◆ Exercise requirements: All records must be quoted exactly. Omit the pictures.

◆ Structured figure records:
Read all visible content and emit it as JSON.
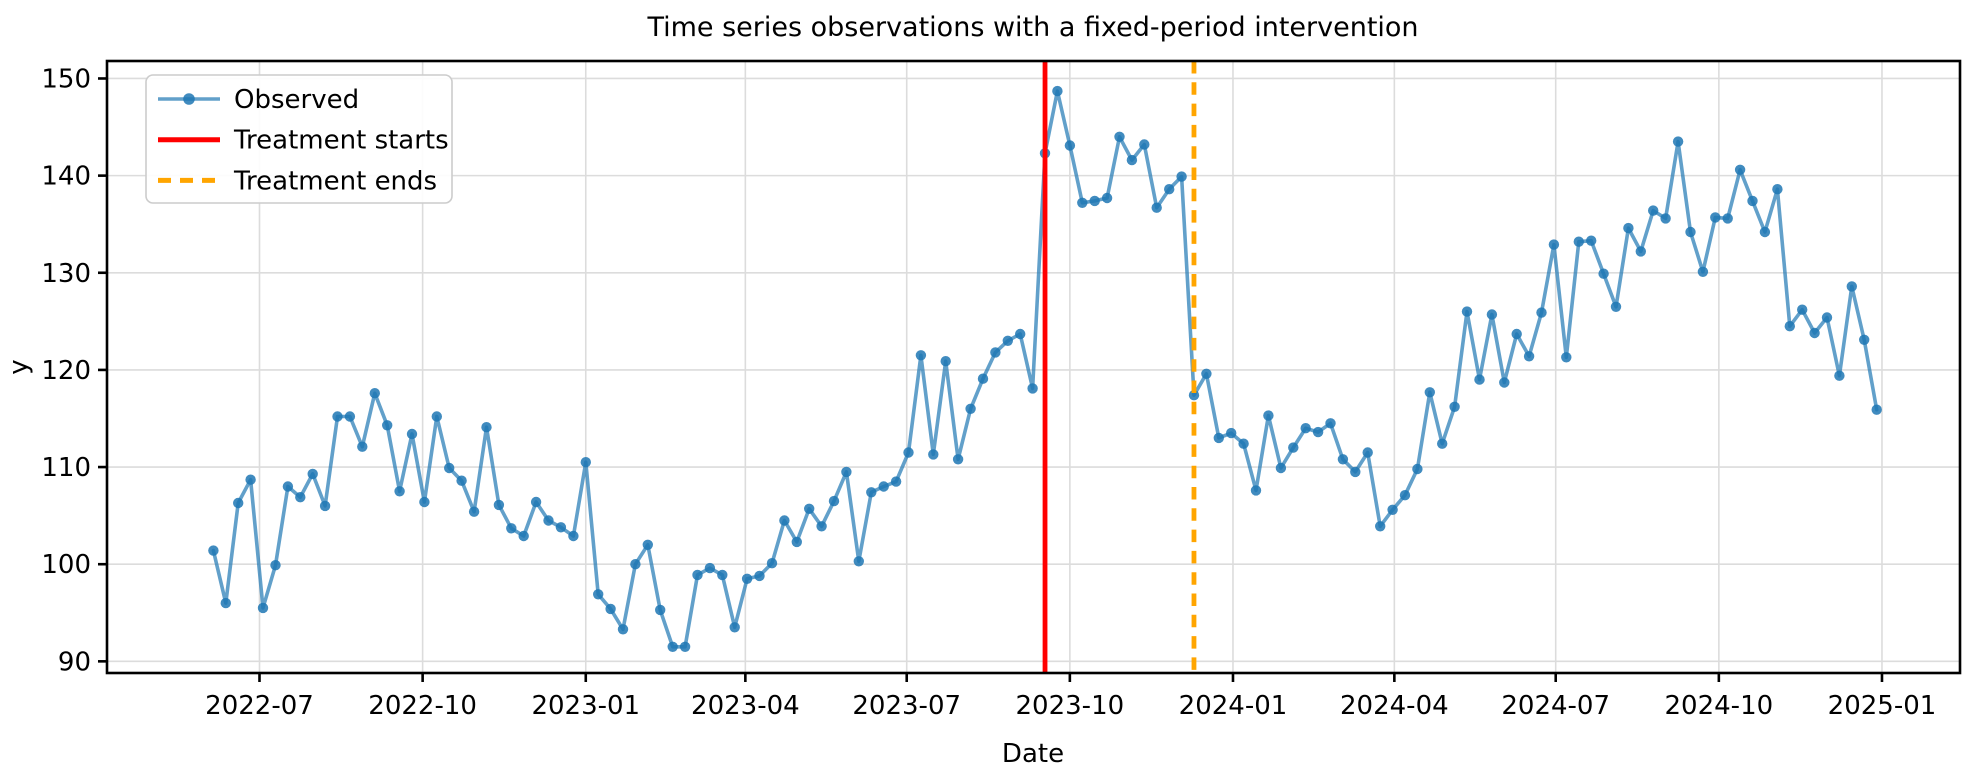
{
  "figure": {
    "title": "Time series observations with a fixed-period intervention",
    "xlabel": "Date",
    "ylabel": "y"
  },
  "chart_data": {
    "type": "line",
    "title": "Time series observations with a fixed-period intervention",
    "xlabel": "Date",
    "ylabel": "y",
    "grid": true,
    "legend_position": "upper left",
    "ylim": [
      88.8,
      151.8
    ],
    "xlim": [
      "2022-04-06",
      "2025-02-14"
    ],
    "yticks": [
      90,
      100,
      110,
      120,
      130,
      140,
      150
    ],
    "xticks": [
      {
        "label": "2022-07",
        "date": "2022-07-01"
      },
      {
        "label": "2022-10",
        "date": "2022-10-01"
      },
      {
        "label": "2023-01",
        "date": "2023-01-01"
      },
      {
        "label": "2023-04",
        "date": "2023-04-01"
      },
      {
        "label": "2023-07",
        "date": "2023-07-01"
      },
      {
        "label": "2023-10",
        "date": "2023-10-01"
      },
      {
        "label": "2024-01",
        "date": "2024-01-01"
      },
      {
        "label": "2024-04",
        "date": "2024-04-01"
      },
      {
        "label": "2024-07",
        "date": "2024-07-01"
      },
      {
        "label": "2024-10",
        "date": "2024-10-01"
      },
      {
        "label": "2025-01",
        "date": "2025-01-01"
      }
    ],
    "x": [
      "2022-06-05",
      "2022-06-12",
      "2022-06-19",
      "2022-06-26",
      "2022-07-03",
      "2022-07-10",
      "2022-07-17",
      "2022-07-24",
      "2022-07-31",
      "2022-08-07",
      "2022-08-14",
      "2022-08-21",
      "2022-08-28",
      "2022-09-04",
      "2022-09-11",
      "2022-09-18",
      "2022-09-25",
      "2022-10-02",
      "2022-10-09",
      "2022-10-16",
      "2022-10-23",
      "2022-10-30",
      "2022-11-06",
      "2022-11-13",
      "2022-11-20",
      "2022-11-27",
      "2022-12-04",
      "2022-12-11",
      "2022-12-18",
      "2022-12-25",
      "2023-01-01",
      "2023-01-08",
      "2023-01-15",
      "2023-01-22",
      "2023-01-29",
      "2023-02-05",
      "2023-02-12",
      "2023-02-19",
      "2023-02-26",
      "2023-03-05",
      "2023-03-12",
      "2023-03-19",
      "2023-03-26",
      "2023-04-02",
      "2023-04-09",
      "2023-04-16",
      "2023-04-23",
      "2023-04-30",
      "2023-05-07",
      "2023-05-14",
      "2023-05-21",
      "2023-05-28",
      "2023-06-04",
      "2023-06-11",
      "2023-06-18",
      "2023-06-25",
      "2023-07-02",
      "2023-07-09",
      "2023-07-16",
      "2023-07-23",
      "2023-07-30",
      "2023-08-06",
      "2023-08-13",
      "2023-08-20",
      "2023-08-27",
      "2023-09-03",
      "2023-09-10",
      "2023-09-17",
      "2023-09-24",
      "2023-10-01",
      "2023-10-08",
      "2023-10-15",
      "2023-10-22",
      "2023-10-29",
      "2023-11-05",
      "2023-11-12",
      "2023-11-19",
      "2023-11-26",
      "2023-12-03",
      "2023-12-10",
      "2023-12-17",
      "2023-12-24",
      "2023-12-31",
      "2024-01-07",
      "2024-01-14",
      "2024-01-21",
      "2024-01-28",
      "2024-02-04",
      "2024-02-11",
      "2024-02-18",
      "2024-02-25",
      "2024-03-03",
      "2024-03-10",
      "2024-03-17",
      "2024-03-24",
      "2024-03-31",
      "2024-04-07",
      "2024-04-14",
      "2024-04-21",
      "2024-04-28",
      "2024-05-05",
      "2024-05-12",
      "2024-05-19",
      "2024-05-26",
      "2024-06-02",
      "2024-06-09",
      "2024-06-16",
      "2024-06-23",
      "2024-06-30",
      "2024-07-07",
      "2024-07-14",
      "2024-07-21",
      "2024-07-28",
      "2024-08-04",
      "2024-08-11",
      "2024-08-18",
      "2024-08-25",
      "2024-09-01",
      "2024-09-08",
      "2024-09-15",
      "2024-09-22",
      "2024-09-29",
      "2024-10-06",
      "2024-10-13",
      "2024-10-20",
      "2024-10-27",
      "2024-11-03",
      "2024-11-10",
      "2024-11-17",
      "2024-11-24",
      "2024-12-01",
      "2024-12-08",
      "2024-12-15",
      "2024-12-22",
      "2024-12-29"
    ],
    "series": [
      {
        "name": "Observed",
        "values": [
          101.4,
          96.0,
          106.3,
          108.7,
          95.5,
          99.9,
          108.0,
          106.9,
          109.3,
          106.0,
          115.2,
          115.2,
          112.1,
          117.6,
          114.3,
          107.5,
          113.4,
          106.4,
          115.2,
          109.9,
          108.6,
          105.4,
          114.1,
          106.1,
          103.7,
          102.9,
          106.4,
          104.5,
          103.8,
          102.9,
          110.5,
          96.9,
          95.4,
          93.3,
          100.0,
          102.0,
          95.3,
          91.5,
          91.5,
          98.9,
          99.6,
          98.9,
          93.5,
          98.5,
          98.8,
          100.1,
          104.5,
          102.3,
          105.7,
          103.9,
          106.5,
          109.5,
          100.3,
          107.4,
          108.0,
          108.5,
          111.5,
          121.5,
          111.3,
          120.9,
          110.8,
          116.0,
          119.1,
          121.8,
          123.0,
          123.7,
          118.1,
          142.3,
          148.7,
          143.1,
          137.2,
          137.4,
          137.7,
          144.0,
          141.6,
          143.2,
          136.7,
          138.6,
          139.9,
          117.4,
          119.6,
          113.0,
          113.5,
          112.4,
          107.6,
          115.3,
          109.9,
          112.0,
          114.0,
          113.6,
          114.5,
          110.8,
          109.5,
          111.5,
          103.9,
          105.6,
          107.1,
          109.8,
          117.7,
          112.4,
          116.2,
          126.0,
          119.0,
          125.7,
          118.7,
          123.7,
          121.4,
          125.9,
          132.9,
          121.3,
          133.2,
          133.3,
          129.9,
          126.5,
          134.6,
          132.2,
          136.4,
          135.6,
          143.5,
          134.2,
          130.1,
          135.7,
          135.6,
          140.6,
          137.4,
          134.2,
          138.6,
          124.5,
          126.2,
          123.8,
          125.4,
          119.4,
          128.6,
          123.1,
          115.9
        ]
      }
    ],
    "axvlines": [
      {
        "label": "Treatment starts",
        "date": "2023-09-17",
        "color": "#ff0000",
        "style": "solid"
      },
      {
        "label": "Treatment ends",
        "date": "2023-12-10",
        "color": "#ffa500",
        "style": "dashed"
      }
    ],
    "legend_items": [
      {
        "label": "Observed",
        "swatch": "line-marker",
        "color": "#1f77b4"
      },
      {
        "label": "Treatment starts",
        "swatch": "line",
        "color": "#ff0000"
      },
      {
        "label": "Treatment ends",
        "swatch": "dashed-line",
        "color": "#ffa500"
      }
    ],
    "colors": {
      "observed": "#1f77b4",
      "treatment_start": "#ff0000",
      "treatment_end": "#ffa500",
      "grid": "#dcdcdc",
      "spine": "#000000",
      "legend_border": "#cccccc",
      "background": "#ffffff"
    }
  }
}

◆ The reply:
Read all visible content and emit it as JSON.
{
  "figure": {
    "title": "Time series observations with a fixed-period intervention",
    "xlabel": "Date",
    "ylabel": "y"
  },
  "chart_data": {
    "type": "line",
    "title": "Time series observations with a fixed-period intervention",
    "xlabel": "Date",
    "ylabel": "y",
    "grid": true,
    "legend_position": "upper left",
    "ylim": [
      88.8,
      151.8
    ],
    "xlim": [
      "2022-04-06",
      "2025-02-14"
    ],
    "yticks": [
      90,
      100,
      110,
      120,
      130,
      140,
      150
    ],
    "xticks": [
      {
        "label": "2022-07",
        "date": "2022-07-01"
      },
      {
        "label": "2022-10",
        "date": "2022-10-01"
      },
      {
        "label": "2023-01",
        "date": "2023-01-01"
      },
      {
        "label": "2023-04",
        "date": "2023-04-01"
      },
      {
        "label": "2023-07",
        "date": "2023-07-01"
      },
      {
        "label": "2023-10",
        "date": "2023-10-01"
      },
      {
        "label": "2024-01",
        "date": "2024-01-01"
      },
      {
        "label": "2024-04",
        "date": "2024-04-01"
      },
      {
        "label": "2024-07",
        "date": "2024-07-01"
      },
      {
        "label": "2024-10",
        "date": "2024-10-01"
      },
      {
        "label": "2025-01",
        "date": "2025-01-01"
      }
    ],
    "x": [
      "2022-06-05",
      "2022-06-12",
      "2022-06-19",
      "2022-06-26",
      "2022-07-03",
      "2022-07-10",
      "2022-07-17",
      "2022-07-24",
      "2022-07-31",
      "2022-08-07",
      "2022-08-14",
      "2022-08-21",
      "2022-08-28",
      "2022-09-04",
      "2022-09-11",
      "2022-09-18",
      "2022-09-25",
      "2022-10-02",
      "2022-10-09",
      "2022-10-16",
      "2022-10-23",
      "2022-10-30",
      "2022-11-06",
      "2022-11-13",
      "2022-11-20",
      "2022-11-27",
      "2022-12-04",
      "2022-12-11",
      "2022-12-18",
      "2022-12-25",
      "2023-01-01",
      "2023-01-08",
      "2023-01-15",
      "2023-01-22",
      "2023-01-29",
      "2023-02-05",
      "2023-02-12",
      "2023-02-19",
      "2023-02-26",
      "2023-03-05",
      "2023-03-12",
      "2023-03-19",
      "2023-03-26",
      "2023-04-02",
      "2023-04-09",
      "2023-04-16",
      "2023-04-23",
      "2023-04-30",
      "2023-05-07",
      "2023-05-14",
      "2023-05-21",
      "2023-05-28",
      "2023-06-04",
      "2023-06-11",
      "2023-06-18",
      "2023-06-25",
      "2023-07-02",
      "2023-07-09",
      "2023-07-16",
      "2023-07-23",
      "2023-07-30",
      "2023-08-06",
      "2023-08-13",
      "2023-08-20",
      "2023-08-27",
      "2023-09-03",
      "2023-09-10",
      "2023-09-17",
      "2023-09-24",
      "2023-10-01",
      "2023-10-08",
      "2023-10-15",
      "2023-10-22",
      "2023-10-29",
      "2023-11-05",
      "2023-11-12",
      "2023-11-19",
      "2023-11-26",
      "2023-12-03",
      "2023-12-10",
      "2023-12-17",
      "2023-12-24",
      "2023-12-31",
      "2024-01-07",
      "2024-01-14",
      "2024-01-21",
      "2024-01-28",
      "2024-02-04",
      "2024-02-11",
      "2024-02-18",
      "2024-02-25",
      "2024-03-03",
      "2024-03-10",
      "2024-03-17",
      "2024-03-24",
      "2024-03-31",
      "2024-04-07",
      "2024-04-14",
      "2024-04-21",
      "2024-04-28",
      "2024-05-05",
      "2024-05-12",
      "2024-05-19",
      "2024-05-26",
      "2024-06-02",
      "2024-06-09",
      "2024-06-16",
      "2024-06-23",
      "2024-06-30",
      "2024-07-07",
      "2024-07-14",
      "2024-07-21",
      "2024-07-28",
      "2024-08-04",
      "2024-08-11",
      "2024-08-18",
      "2024-08-25",
      "2024-09-01",
      "2024-09-08",
      "2024-09-15",
      "2024-09-22",
      "2024-09-29",
      "2024-10-06",
      "2024-10-13",
      "2024-10-20",
      "2024-10-27",
      "2024-11-03",
      "2024-11-10",
      "2024-11-17",
      "2024-11-24",
      "2024-12-01",
      "2024-12-08",
      "2024-12-15",
      "2024-12-22",
      "2024-12-29"
    ],
    "series": [
      {
        "name": "Observed",
        "values": [
          101.4,
          96.0,
          106.3,
          108.7,
          95.5,
          99.9,
          108.0,
          106.9,
          109.3,
          106.0,
          115.2,
          115.2,
          112.1,
          117.6,
          114.3,
          107.5,
          113.4,
          106.4,
          115.2,
          109.9,
          108.6,
          105.4,
          114.1,
          106.1,
          103.7,
          102.9,
          106.4,
          104.5,
          103.8,
          102.9,
          110.5,
          96.9,
          95.4,
          93.3,
          100.0,
          102.0,
          95.3,
          91.5,
          91.5,
          98.9,
          99.6,
          98.9,
          93.5,
          98.5,
          98.8,
          100.1,
          104.5,
          102.3,
          105.7,
          103.9,
          106.5,
          109.5,
          100.3,
          107.4,
          108.0,
          108.5,
          111.5,
          121.5,
          111.3,
          120.9,
          110.8,
          116.0,
          119.1,
          121.8,
          123.0,
          123.7,
          118.1,
          142.3,
          148.7,
          143.1,
          137.2,
          137.4,
          137.7,
          144.0,
          141.6,
          143.2,
          136.7,
          138.6,
          139.9,
          117.4,
          119.6,
          113.0,
          113.5,
          112.4,
          107.6,
          115.3,
          109.9,
          112.0,
          114.0,
          113.6,
          114.5,
          110.8,
          109.5,
          111.5,
          103.9,
          105.6,
          107.1,
          109.8,
          117.7,
          112.4,
          116.2,
          126.0,
          119.0,
          125.7,
          118.7,
          123.7,
          121.4,
          125.9,
          132.9,
          121.3,
          133.2,
          133.3,
          129.9,
          126.5,
          134.6,
          132.2,
          136.4,
          135.6,
          143.5,
          134.2,
          130.1,
          135.7,
          135.6,
          140.6,
          137.4,
          134.2,
          138.6,
          124.5,
          126.2,
          123.8,
          125.4,
          119.4,
          128.6,
          123.1,
          115.9
        ]
      }
    ],
    "axvlines": [
      {
        "label": "Treatment starts",
        "date": "2023-09-17",
        "color": "#ff0000",
        "style": "solid"
      },
      {
        "label": "Treatment ends",
        "date": "2023-12-10",
        "color": "#ffa500",
        "style": "dashed"
      }
    ],
    "legend_items": [
      {
        "label": "Observed",
        "swatch": "line-marker",
        "color": "#1f77b4"
      },
      {
        "label": "Treatment starts",
        "swatch": "line",
        "color": "#ff0000"
      },
      {
        "label": "Treatment ends",
        "swatch": "dashed-line",
        "color": "#ffa500"
      }
    ],
    "colors": {
      "observed": "#1f77b4",
      "treatment_start": "#ff0000",
      "treatment_end": "#ffa500",
      "grid": "#dcdcdc",
      "spine": "#000000",
      "legend_border": "#cccccc",
      "background": "#ffffff"
    }
  }
}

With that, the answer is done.